[Start of Source text]
TXS ; move to our own stack
PSHB
PSHA
RTS
*
***
* Since negative index offsets are so expensive,
* we want to create a stack frame with only positive offsets.
* And we want the frame pointer to be pushed after the call,
* on entry to the local context.
* And the saved frame pointer needs to link to the previous one.
* And when we restore the previous frame,
* we need to be able to restore the previous frame base.
[End of Source text]
[Start of Source excerpt]
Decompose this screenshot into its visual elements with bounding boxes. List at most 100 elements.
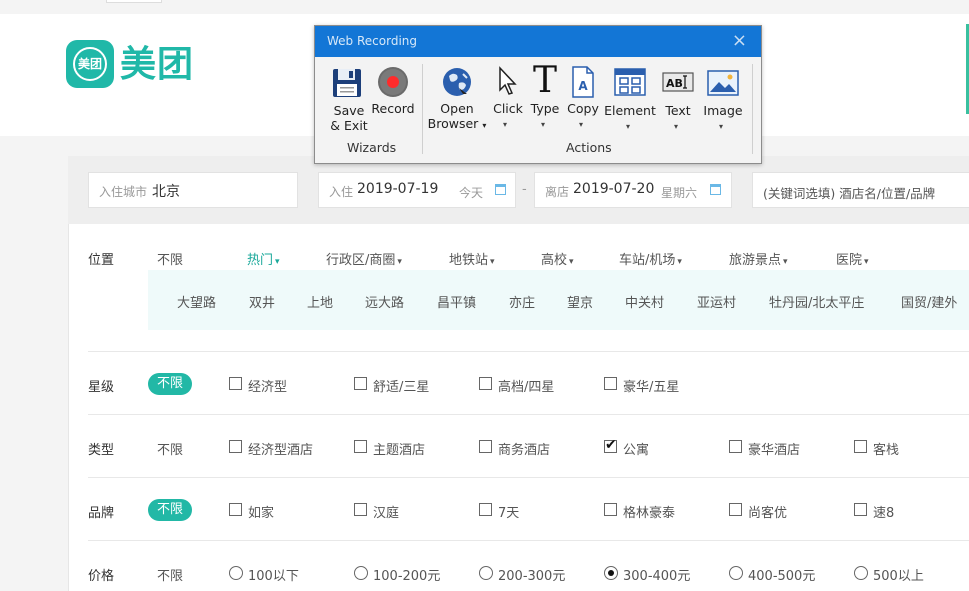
[End of Source excerpt]
#### Given request A:
Reproduce the passage of the stack-frame code from "TXS ; move to" up to and including "previous frame base.".
#### Given request B:
According to the comments in the stack-frame code, at what point should the frame pointer be pushed?
The data above were taken from a separate source.

#### Reply A:
TXS ; move to our own stack
PSHB
PSHA
RTS
*
***
* Since negative index offsets are so expensive,
* we want to create a stack frame with only positive offsets.
* And we want the frame pointer to be pushed after the call,
* on entry to the local context.
* And the saved frame pointer needs to link to the previous one.
* And when we restore the previous frame,
* we need to be able to restore the previous frame base.

#### Reply B:
After the call, on entry to the local context.